- [Dataset listings of figures]
— BEGIN —

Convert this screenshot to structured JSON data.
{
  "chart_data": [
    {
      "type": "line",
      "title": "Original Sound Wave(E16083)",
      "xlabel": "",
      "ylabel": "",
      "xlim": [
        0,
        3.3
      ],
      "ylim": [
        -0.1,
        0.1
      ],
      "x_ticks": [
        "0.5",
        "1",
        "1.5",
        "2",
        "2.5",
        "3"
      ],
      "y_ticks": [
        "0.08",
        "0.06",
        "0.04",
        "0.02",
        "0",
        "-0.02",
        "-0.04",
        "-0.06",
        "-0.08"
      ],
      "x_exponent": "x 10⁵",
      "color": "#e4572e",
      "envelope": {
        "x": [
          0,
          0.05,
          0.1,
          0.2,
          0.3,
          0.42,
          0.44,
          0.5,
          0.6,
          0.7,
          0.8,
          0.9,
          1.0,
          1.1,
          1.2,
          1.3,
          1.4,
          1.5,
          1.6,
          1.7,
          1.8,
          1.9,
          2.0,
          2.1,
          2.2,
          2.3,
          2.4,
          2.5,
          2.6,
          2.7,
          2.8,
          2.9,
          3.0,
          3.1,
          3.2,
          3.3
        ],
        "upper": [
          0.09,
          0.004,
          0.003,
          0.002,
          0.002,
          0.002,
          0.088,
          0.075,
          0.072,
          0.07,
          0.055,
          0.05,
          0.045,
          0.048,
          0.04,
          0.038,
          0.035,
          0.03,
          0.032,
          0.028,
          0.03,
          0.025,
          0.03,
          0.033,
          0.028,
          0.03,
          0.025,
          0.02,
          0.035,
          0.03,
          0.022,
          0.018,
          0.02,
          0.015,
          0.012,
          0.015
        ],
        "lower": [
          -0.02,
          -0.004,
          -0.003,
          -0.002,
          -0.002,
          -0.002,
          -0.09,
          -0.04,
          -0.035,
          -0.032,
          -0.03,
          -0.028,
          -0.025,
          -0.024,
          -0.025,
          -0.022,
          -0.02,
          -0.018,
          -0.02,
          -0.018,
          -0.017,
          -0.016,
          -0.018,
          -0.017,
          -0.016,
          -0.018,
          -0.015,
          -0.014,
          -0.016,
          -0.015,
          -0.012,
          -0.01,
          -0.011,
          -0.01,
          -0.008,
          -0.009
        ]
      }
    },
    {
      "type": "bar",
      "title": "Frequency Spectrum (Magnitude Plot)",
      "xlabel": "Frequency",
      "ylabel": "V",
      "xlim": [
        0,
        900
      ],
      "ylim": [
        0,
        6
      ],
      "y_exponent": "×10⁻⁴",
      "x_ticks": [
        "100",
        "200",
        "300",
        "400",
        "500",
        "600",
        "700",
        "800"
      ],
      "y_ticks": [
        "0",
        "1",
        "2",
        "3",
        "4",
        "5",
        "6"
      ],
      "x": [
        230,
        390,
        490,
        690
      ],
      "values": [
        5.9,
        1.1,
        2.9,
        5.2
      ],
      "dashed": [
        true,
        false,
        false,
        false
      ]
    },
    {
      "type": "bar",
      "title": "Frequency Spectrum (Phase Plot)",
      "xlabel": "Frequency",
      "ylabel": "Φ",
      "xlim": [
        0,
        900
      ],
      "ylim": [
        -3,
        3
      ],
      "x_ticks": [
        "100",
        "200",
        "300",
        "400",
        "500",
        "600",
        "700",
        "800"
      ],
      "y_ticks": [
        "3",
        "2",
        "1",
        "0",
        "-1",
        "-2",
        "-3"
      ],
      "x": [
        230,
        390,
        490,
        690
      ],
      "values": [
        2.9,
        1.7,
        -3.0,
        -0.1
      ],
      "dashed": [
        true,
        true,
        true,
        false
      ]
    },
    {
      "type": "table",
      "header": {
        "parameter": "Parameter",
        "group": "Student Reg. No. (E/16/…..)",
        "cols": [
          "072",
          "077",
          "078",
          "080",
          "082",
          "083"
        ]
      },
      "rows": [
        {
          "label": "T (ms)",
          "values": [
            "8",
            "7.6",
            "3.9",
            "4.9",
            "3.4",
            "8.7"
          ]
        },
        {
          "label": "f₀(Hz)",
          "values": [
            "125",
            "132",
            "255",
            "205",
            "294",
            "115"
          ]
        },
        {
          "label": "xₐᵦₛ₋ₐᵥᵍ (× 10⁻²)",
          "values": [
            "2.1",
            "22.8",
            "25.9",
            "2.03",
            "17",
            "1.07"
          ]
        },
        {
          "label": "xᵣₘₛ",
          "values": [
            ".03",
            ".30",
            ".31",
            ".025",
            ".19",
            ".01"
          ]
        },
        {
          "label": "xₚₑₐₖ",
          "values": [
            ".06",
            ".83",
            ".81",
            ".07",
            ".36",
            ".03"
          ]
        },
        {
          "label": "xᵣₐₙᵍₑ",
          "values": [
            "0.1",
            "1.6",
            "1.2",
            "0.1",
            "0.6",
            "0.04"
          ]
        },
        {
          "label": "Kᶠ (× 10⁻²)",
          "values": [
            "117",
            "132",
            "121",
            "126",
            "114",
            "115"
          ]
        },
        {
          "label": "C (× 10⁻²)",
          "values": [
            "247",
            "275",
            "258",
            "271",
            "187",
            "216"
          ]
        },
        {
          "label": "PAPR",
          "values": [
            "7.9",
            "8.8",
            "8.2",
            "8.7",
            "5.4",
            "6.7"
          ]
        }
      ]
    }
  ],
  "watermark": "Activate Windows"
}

— END —

- [What is asked] Output all records verbatim.

- [Solution for this task]
Convert this screenshot to structured JSON data.
{
  "chart_data": [
    {
      "type": "line",
      "title": "Original Sound Wave(E16083)",
      "xlabel": "",
      "ylabel": "",
      "xlim": [
        0,
        3.3
      ],
      "ylim": [
        -0.1,
        0.1
      ],
      "x_ticks": [
        "0.5",
        "1",
        "1.5",
        "2",
        "2.5",
        "3"
      ],
      "y_ticks": [
        "0.08",
        "0.06",
        "0.04",
        "0.02",
        "0",
        "-0.02",
        "-0.04",
        "-0.06",
        "-0.08"
      ],
      "x_exponent": "x 10⁵",
      "color": "#e4572e",
      "envelope": {
        "x": [
          0,
          0.05,
          0.1,
          0.2,
          0.3,
          0.42,
          0.44,
          0.5,
          0.6,
          0.7,
          0.8,
          0.9,
          1.0,
          1.1,
          1.2,
          1.3,
          1.4,
          1.5,
          1.6,
          1.7,
          1.8,
          1.9,
          2.0,
          2.1,
          2.2,
          2.3,
          2.4,
          2.5,
          2.6,
          2.7,
          2.8,
          2.9,
          3.0,
          3.1,
          3.2,
          3.3
        ],
        "upper": [
          0.09,
          0.004,
          0.003,
          0.002,
          0.002,
          0.002,
          0.088,
          0.075,
          0.072,
          0.07,
          0.055,
          0.05,
          0.045,
          0.048,
          0.04,
          0.038,
          0.035,
          0.03,
          0.032,
          0.028,
          0.03,
          0.025,
          0.03,
          0.033,
          0.028,
          0.03,
          0.025,
          0.02,
          0.035,
          0.03,
          0.022,
          0.018,
          0.02,
          0.015,
          0.012,
          0.015
        ],
        "lower": [
          -0.02,
          -0.004,
          -0.003,
          -0.002,
          -0.002,
          -0.002,
          -0.09,
          -0.04,
          -0.035,
          -0.032,
          -0.03,
          -0.028,
          -0.025,
          -0.024,
          -0.025,
          -0.022,
          -0.02,
          -0.018,
          -0.02,
          -0.018,
          -0.017,
          -0.016,
          -0.018,
          -0.017,
          -0.016,
          -0.018,
          -0.015,
          -0.014,
          -0.016,
          -0.015,
          -0.012,
          -0.01,
          -0.011,
          -0.01,
          -0.008,
          -0.009
        ]
      }
    },
    {
      "type": "bar",
      "title": "Frequency Spectrum (Magnitude Plot)",
      "xlabel": "Frequency",
      "ylabel": "V",
      "xlim": [
        0,
        900
      ],
      "ylim": [
        0,
        6
      ],
      "y_exponent": "×10⁻⁴",
      "x_ticks": [
        "100",
        "200",
        "300",
        "400",
        "500",
        "600",
        "700",
        "800"
      ],
      "y_ticks": [
        "0",
        "1",
        "2",
        "3",
        "4",
        "5",
        "6"
      ],
      "x": [
        230,
        390,
        490,
        690
      ],
      "values": [
        5.9,
        1.1,
        2.9,
        5.2
      ],
      "dashed": [
        true,
        false,
        false,
        false
      ]
    },
    {
      "type": "bar",
      "title": "Frequency Spectrum (Phase Plot)",
      "xlabel": "Frequency",
      "ylabel": "Φ",
      "xlim": [
        0,
        900
      ],
      "ylim": [
        -3,
        3
      ],
      "x_ticks": [
        "100",
        "200",
        "300",
        "400",
        "500",
        "600",
        "700",
        "800"
      ],
      "y_ticks": [
        "3",
        "2",
        "1",
        "0",
        "-1",
        "-2",
        "-3"
      ],
      "x": [
        230,
        390,
        490,
        690
      ],
      "values": [
        2.9,
        1.7,
        -3.0,
        -0.1
      ],
      "dashed": [
        true,
        true,
        true,
        false
      ]
    },
    {
      "type": "table",
      "header": {
        "parameter": "Parameter",
        "group": "Student Reg. No. (E/16/…..)",
        "cols": [
          "072",
          "077",
          "078",
          "080",
          "082",
          "083"
        ]
      },
      "rows": [
        {
          "label": "T (ms)",
          "values": [
            "8",
            "7.6",
            "3.9",
            "4.9",
            "3.4",
            "8.7"
          ]
        },
        {
          "label": "f₀(Hz)",
          "values": [
            "125",
            "132",
            "255",
            "205",
            "294",
            "115"
          ]
        },
        {
          "label": "xₐᵦₛ₋ₐᵥᵍ (× 10⁻²)",
          "values": [
            "2.1",
            "22.8",
            "25.9",
            "2.03",
            "17",
            "1.07"
          ]
        },
        {
          "label": "xᵣₘₛ",
          "values": [
            ".03",
            ".30",
            ".31",
            ".025",
            ".19",
            ".01"
          ]
        },
        {
          "label": "xₚₑₐₖ",
          "values": [
            ".06",
            ".83",
            ".81",
            ".07",
            ".36",
            ".03"
          ]
        },
        {
          "label": "xᵣₐₙᵍₑ",
          "values": [
            "0.1",
            "1.6",
            "1.2",
            "0.1",
            "0.6",
            "0.04"
          ]
        },
        {
          "label": "Kᶠ (× 10⁻²)",
          "values": [
            "117",
            "132",
            "121",
            "126",
            "114",
            "115"
          ]
        },
        {
          "label": "C (× 10⁻²)",
          "values": [
            "247",
            "275",
            "258",
            "271",
            "187",
            "216"
          ]
        },
        {
          "label": "PAPR",
          "values": [
            "7.9",
            "8.8",
            "8.2",
            "8.7",
            "5.4",
            "6.7"
          ]
        }
      ]
    }
  ],
  "watermark": "Activate Windows"
}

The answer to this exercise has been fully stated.